═════ Provided information ═════
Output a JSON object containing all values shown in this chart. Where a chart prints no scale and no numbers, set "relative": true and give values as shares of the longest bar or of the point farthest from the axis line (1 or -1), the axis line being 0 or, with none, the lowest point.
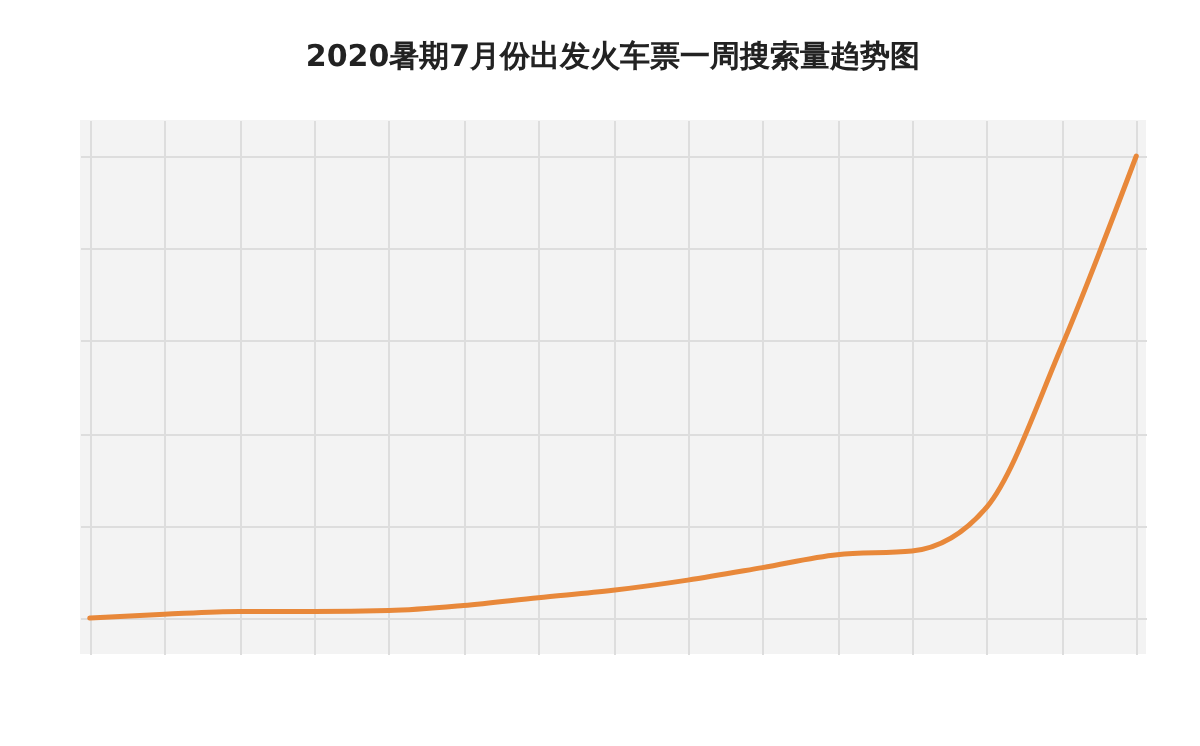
{
  "chart_data": {
    "type": "line",
    "title": "2020暑期7月份出发火车票一周搜索量趋势图",
    "relative": true,
    "grid": true,
    "marker": "none",
    "line_style": "solid",
    "categories": [
      null,
      null,
      null,
      null,
      null,
      null,
      null,
      null,
      null,
      null,
      null,
      null,
      null,
      null,
      null
    ],
    "series": [
      {
        "color": "#e8883a",
        "values": [
          0,
          0.008,
          0.014,
          0.014,
          0.016,
          0.027,
          0.044,
          0.06,
          0.082,
          0.109,
          0.137,
          0.145,
          0.24,
          0.587,
          1
        ]
      }
    ]
  }
}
═════
▶ **Stated exercise**:
Reproduce the whole listing exactly, but not the images in it.

▶ **Solution for this task**:
Output a JSON object containing all values shown in this chart. Where a chart prints no scale and no numbers, set "relative": true and give values as shares of the longest bar or of the point farthest from the axis line (1 or -1), the axis line being 0 or, with none, the lowest point.
{
  "chart_data": {
    "type": "line",
    "title": "2020暑期7月份出发火车票一周搜索量趋势图",
    "relative": true,
    "grid": true,
    "marker": "none",
    "line_style": "solid",
    "categories": [
      null,
      null,
      null,
      null,
      null,
      null,
      null,
      null,
      null,
      null,
      null,
      null,
      null,
      null,
      null
    ],
    "series": [
      {
        "color": "#e8883a",
        "values": [
          0,
          0.008,
          0.014,
          0.014,
          0.016,
          0.027,
          0.044,
          0.06,
          0.082,
          0.109,
          0.137,
          0.145,
          0.24,
          0.587,
          1
        ]
      }
    ]
  }
}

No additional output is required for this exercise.